**AIM:** Return each line of the data below verbatim; pictures are to be left out.

-- START DATASET --

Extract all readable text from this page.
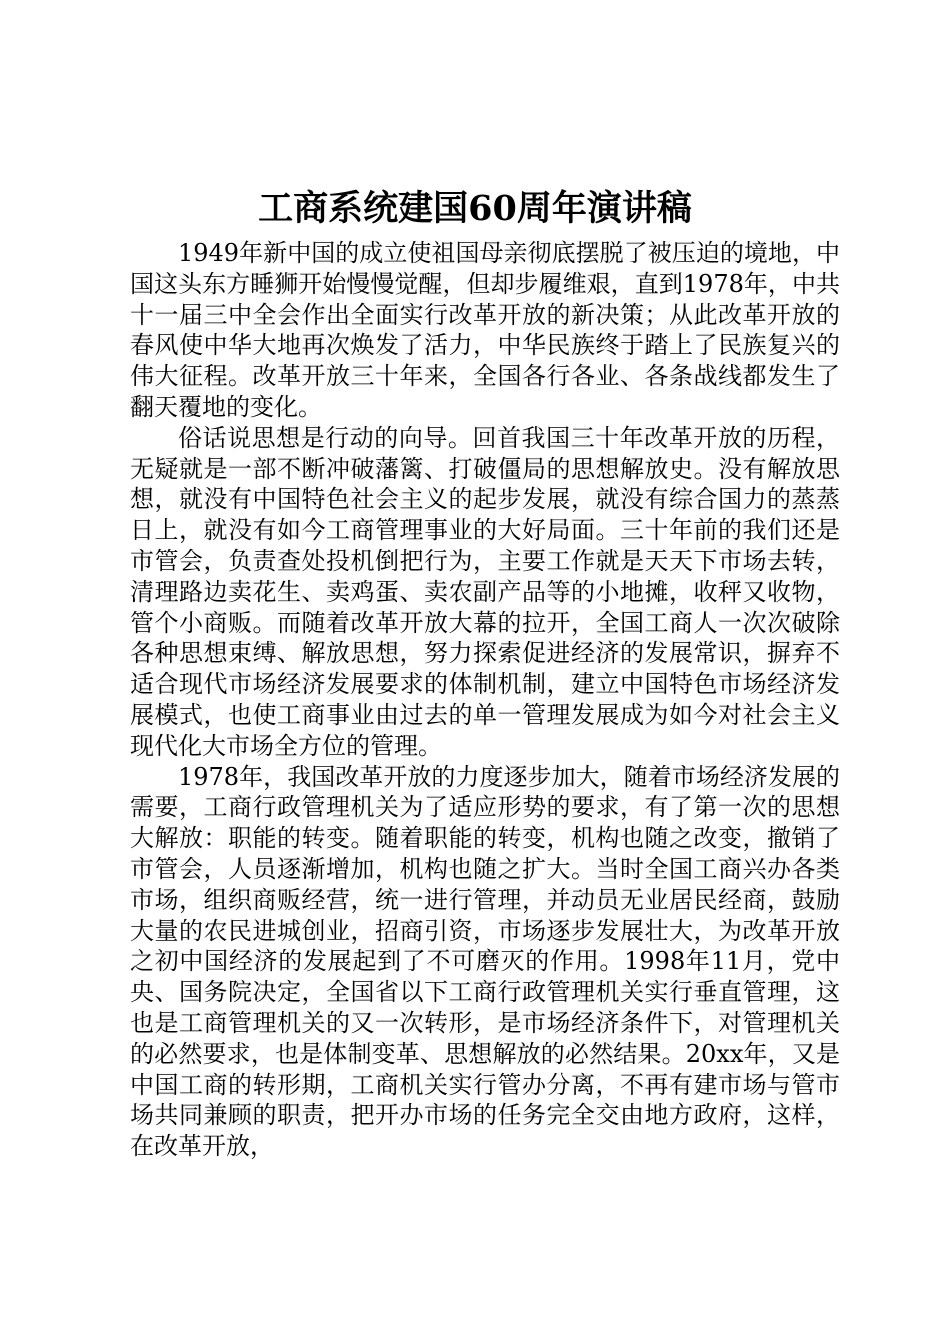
工商系统建国60周年演讲稿

1949年新中国的成立使祖国母亲彻底摆脱了被压迫的境地，中国这头东方睡狮开始慢慢觉醒，但却步履维艰，直到1978年，中共十一届三中全会作出全面实行改革开放的新决策；从此改革开放的春风使中华大地再次焕发了活力，中华民族终于踏上了民族复兴的伟大征程。改革开放三十年来，全国各行各业、各条战线都发生了翻天覆地的变化。

俗话说思想是行动的向导。回首我国三十年改革开放的历程，无疑就是一部不断冲破藩篱、打破僵局的思想解放史。没有解放思想，就没有中国特色社会主义的起步发展，就没有综合国力的蒸蒸日上，就没有如今工商管理事业的大好局面。三十年前的我们还是市管会，负责查处投机倒把行为，主要工作就是天天下市场去转，清理路边卖花生、卖鸡蛋、卖农副产品等的小地摊，收秤又收物，管个小商贩。而随着改革开放大幕的拉开，全国工商人一次次破除各种思想束缚、解放思想，努力探索促进经济的发展常识，摒弃不适合现代市场经济发展要求的体制机制，建立中国特色市场经济发展模式，也使工商事业由过去的单一管理发展成为如今对社会主义现代化大市场全方位的管理。

1978年，我国改革开放的力度逐步加大，随着市场经济发展的需要，工商行政管理机关为了适应形势的要求，有了第一次的思想大解放：职能的转变。随着职能的转变，机构也随之改变，撤销了市管会，人员逐渐增加，机构也随之扩大。当时全国工商兴办各类市场，组织商贩经营，统一进行管理，并动员无业居民经商，鼓励大量的农民进城创业，招商引资，市场逐步发展壮大，为改革开放之初中国经济的发展起到了不可磨灭的作用。1998年11月，党中央、国务院决定，全国省以下工商行政管理机关实行垂直管理，这也是工商管理机关的又一次转形，是市场经济条件下，对管理机关的必然要求，也是体制变革、思想解放的必然结果。20xx年，又是中国工商的转形期，工商机关实行管办分离，不再有建市场与管市场共同兼顾的职责，把开办市场的任务完全交由地方政府，这样，在改革开放，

-- END DATASET --

**EXERCISE OUTPUT:**
Extract all readable text from this page.
工商系统建国60周年演讲稿

1949年新中国的成立使祖国母亲彻底摆脱了被压迫的境地，中国这头东方睡狮开始慢慢觉醒，但却步履维艰，直到1978年，中共十一届三中全会作出全面实行改革开放的新决策；从此改革开放的春风使中华大地再次焕发了活力，中华民族终于踏上了民族复兴的伟大征程。改革开放三十年来，全国各行各业、各条战线都发生了翻天覆地的变化。

俗话说思想是行动的向导。回首我国三十年改革开放的历程，无疑就是一部不断冲破藩篱、打破僵局的思想解放史。没有解放思想，就没有中国特色社会主义的起步发展，就没有综合国力的蒸蒸日上，就没有如今工商管理事业的大好局面。三十年前的我们还是市管会，负责查处投机倒把行为，主要工作就是天天下市场去转，清理路边卖花生、卖鸡蛋、卖农副产品等的小地摊，收秤又收物，管个小商贩。而随着改革开放大幕的拉开，全国工商人一次次破除各种思想束缚、解放思想，努力探索促进经济的发展常识，摒弃不适合现代市场经济发展要求的体制机制，建立中国特色市场经济发展模式，也使工商事业由过去的单一管理发展成为如今对社会主义现代化大市场全方位的管理。

1978年，我国改革开放的力度逐步加大，随着市场经济发展的需要，工商行政管理机关为了适应形势的要求，有了第一次的思想大解放：职能的转变。随着职能的转变，机构也随之改变，撤销了市管会，人员逐渐增加，机构也随之扩大。当时全国工商兴办各类市场，组织商贩经营，统一进行管理，并动员无业居民经商，鼓励大量的农民进城创业，招商引资，市场逐步发展壮大，为改革开放之初中国经济的发展起到了不可磨灭的作用。1998年11月，党中央、国务院决定，全国省以下工商行政管理机关实行垂直管理，这也是工商管理机关的又一次转形，是市场经济条件下，对管理机关的必然要求，也是体制变革、思想解放的必然结果。20xx年，又是中国工商的转形期，工商机关实行管办分离，不再有建市场与管市场共同兼顾的职责，把开办市场的任务完全交由地方政府，这样，在改革开放，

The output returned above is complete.